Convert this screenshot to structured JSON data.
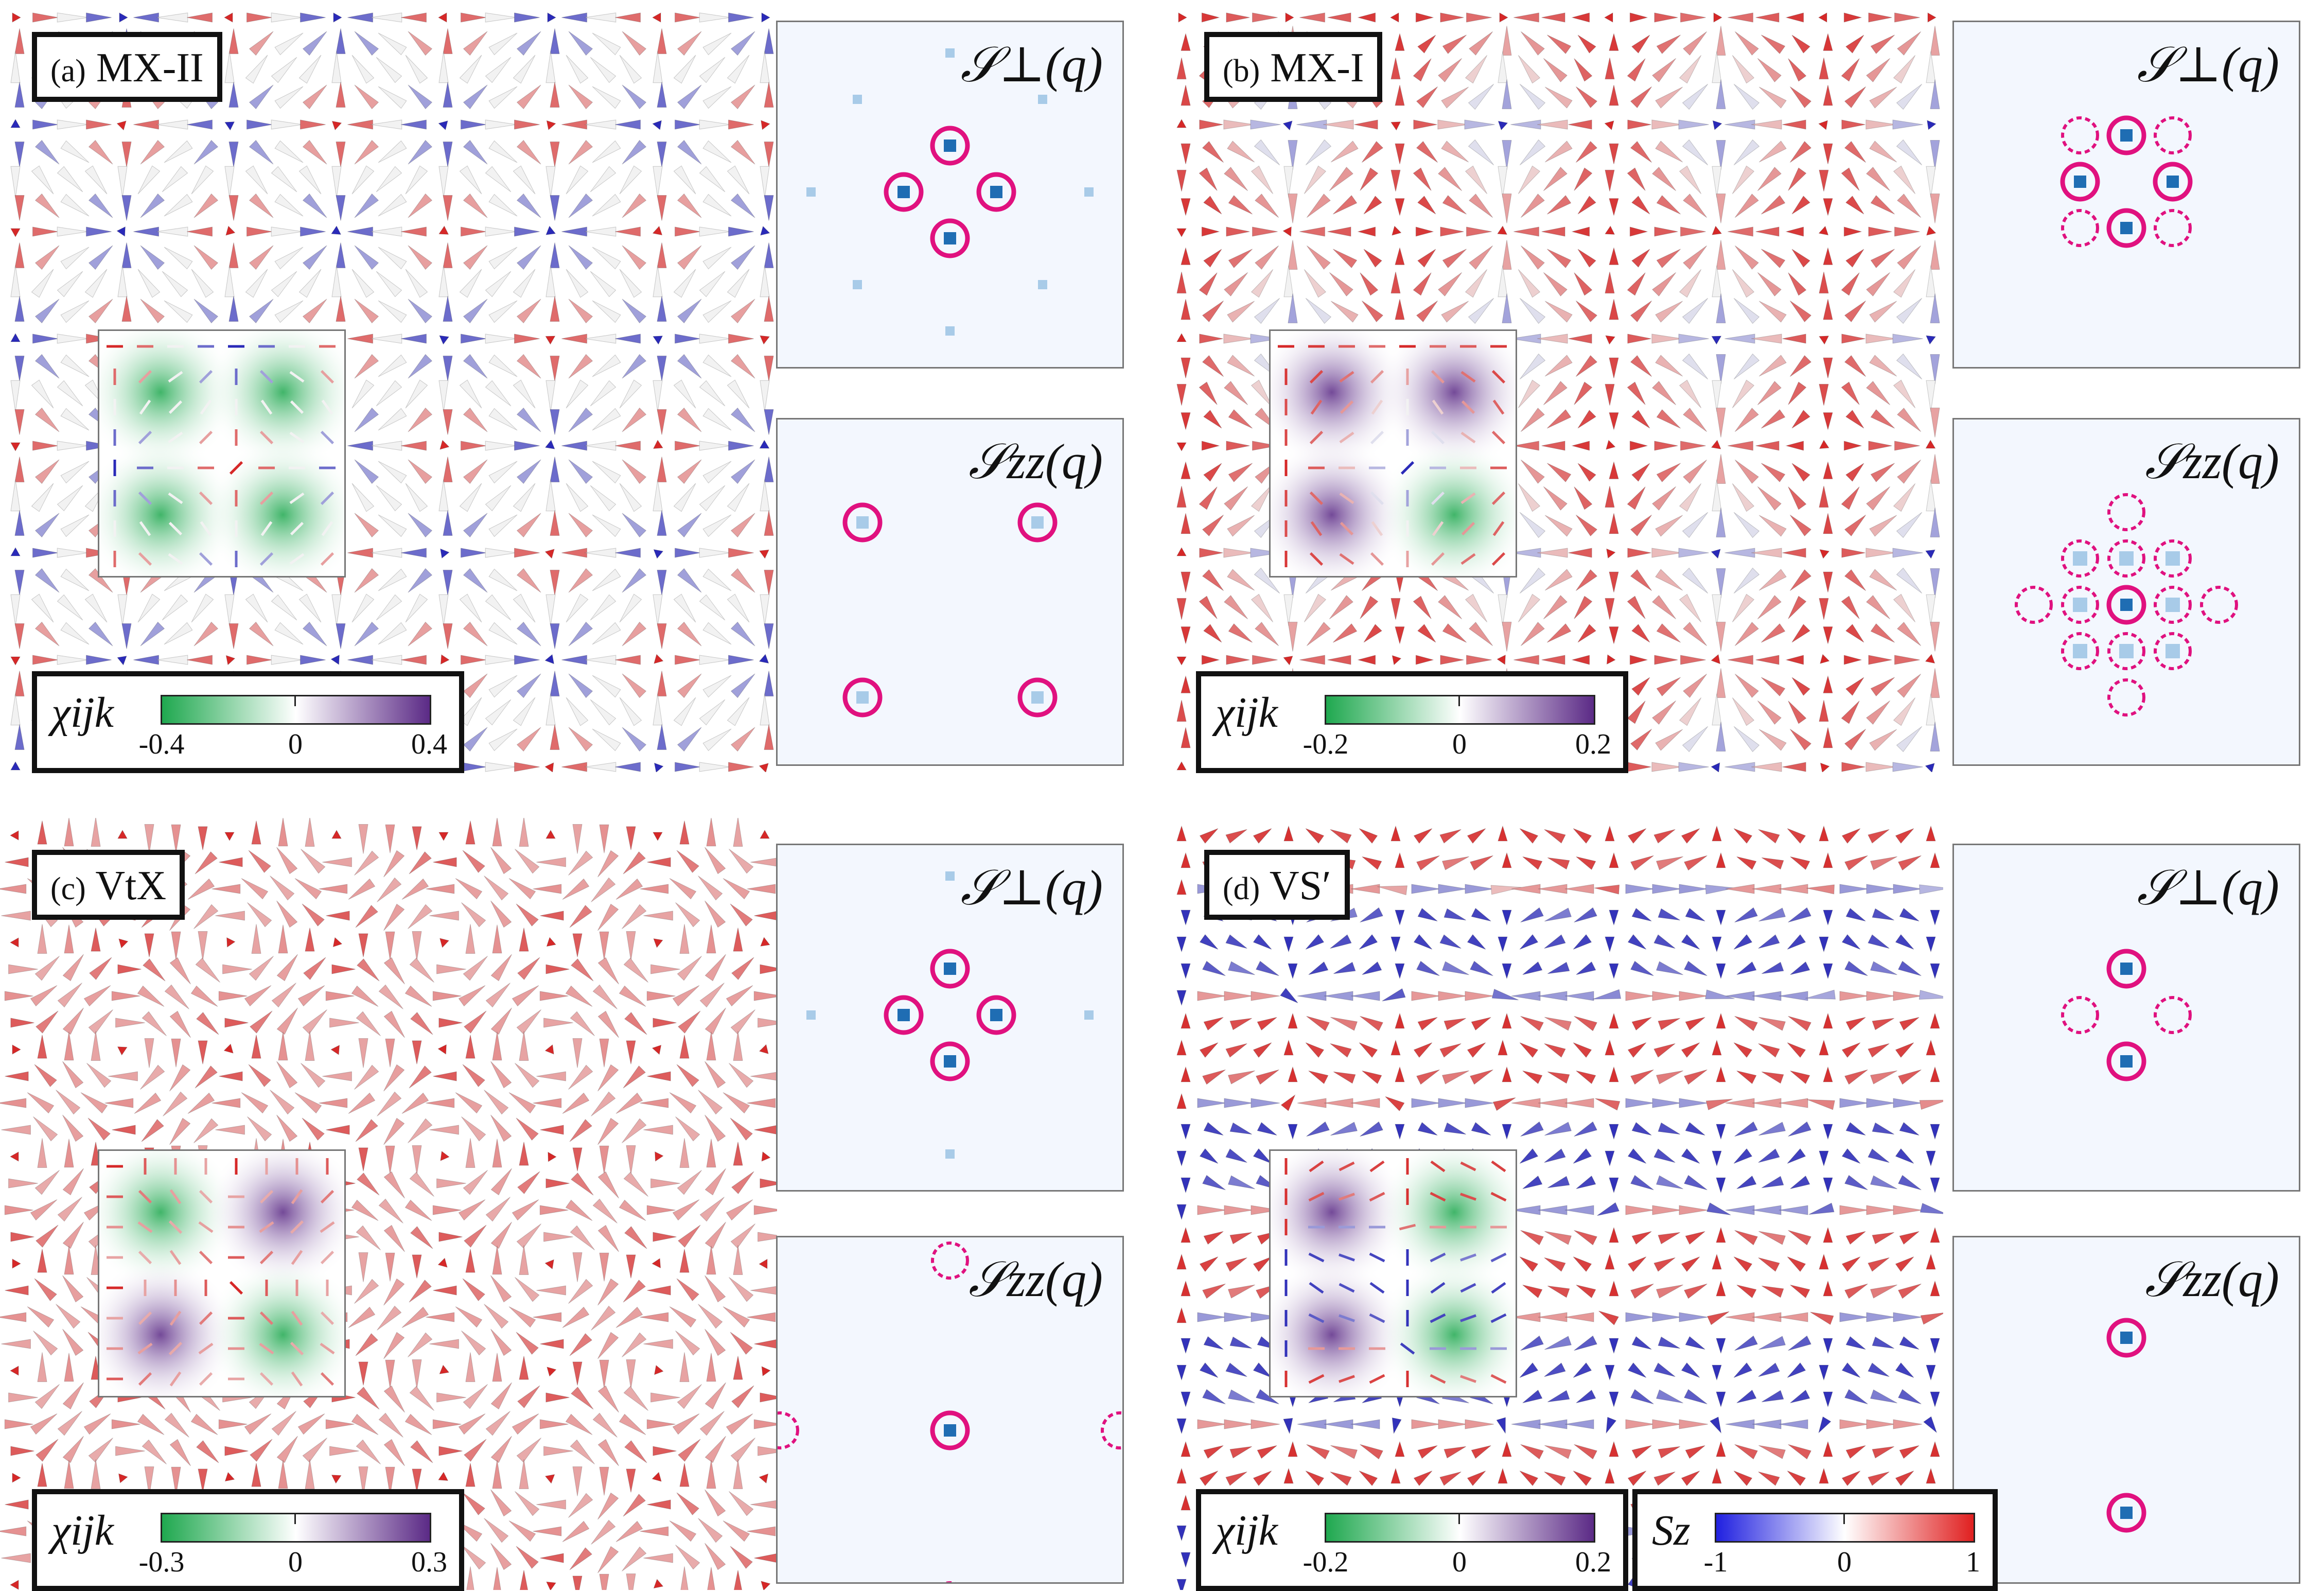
{
  "panels": [
    {
      "id": "a",
      "label": "(a)",
      "name": "MX-II",
      "chi_colorbar": {
        "symbol": "χijk",
        "min": "-0.4",
        "mid": "0",
        "max": "0.4"
      }
    },
    {
      "id": "b",
      "label": "(b)",
      "name": "MX-I",
      "chi_colorbar": {
        "symbol": "χijk",
        "min": "-0.2",
        "mid": "0",
        "max": "0.2"
      }
    },
    {
      "id": "c",
      "label": "(c)",
      "name": "VtX",
      "chi_colorbar": {
        "symbol": "χijk",
        "min": "-0.3",
        "mid": "0",
        "max": "0.3"
      }
    },
    {
      "id": "d",
      "label": "(d)",
      "name": "VS′",
      "chi_colorbar": {
        "symbol": "χijk",
        "min": "-0.2",
        "mid": "0",
        "max": "0.2"
      }
    }
  ],
  "structure_factors": {
    "perp": "𝒮⊥(q)",
    "zz": "𝒮zz(q)"
  },
  "sz_colorbar": {
    "symbol": "Sz",
    "min": "-1",
    "mid": "0",
    "max": "1"
  },
  "colors": {
    "spin_up": "#d62828",
    "spin_down": "#2a2ab8",
    "spin_zero": "#f2f2f2",
    "chi_negative": "#1fa84f",
    "chi_positive": "#5b2a86",
    "peak_marker": "#e0117f",
    "peak_strong": "#1f6db3",
    "peak_weak": "#a8cbe8"
  }
}
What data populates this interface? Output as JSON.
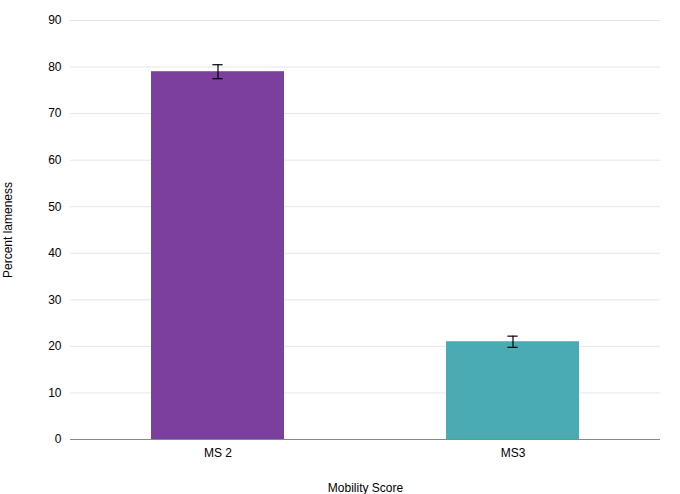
{
  "chart_data": {
    "type": "bar",
    "categories": [
      "MS 2",
      "MS3"
    ],
    "values": [
      79.0,
      21.0
    ],
    "errors": [
      1.5,
      1.2
    ],
    "colors": [
      "#7B3F9E",
      "#4AABB5"
    ],
    "xlabel": "Mobility Score",
    "ylabel": "Percent lameness",
    "ylim": [
      0,
      90
    ],
    "yticks": [
      0,
      10,
      20,
      30,
      40,
      50,
      60,
      70,
      80,
      90
    ],
    "grid": true
  }
}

┄┄┄┄┄┄┄┄┄┄┄┄┄┄┄┄┄┄┄┄

[SHORT PROBLEM] Reproduce verbatim every line starting at the line that holds "What data populates" and ending with the final line of the data; omit the pictures.

[CORRECT ANSWER]
What data populates this interface? Output as JSON.
{
  "chart_data": {
    "type": "bar",
    "categories": [
      "MS 2",
      "MS3"
    ],
    "values": [
      79.0,
      21.0
    ],
    "errors": [
      1.5,
      1.2
    ],
    "colors": [
      "#7B3F9E",
      "#4AABB5"
    ],
    "xlabel": "Mobility Score",
    "ylabel": "Percent lameness",
    "ylim": [
      0,
      90
    ],
    "yticks": [
      0,
      10,
      20,
      30,
      40,
      50,
      60,
      70,
      80,
      90
    ],
    "grid": true
  }
}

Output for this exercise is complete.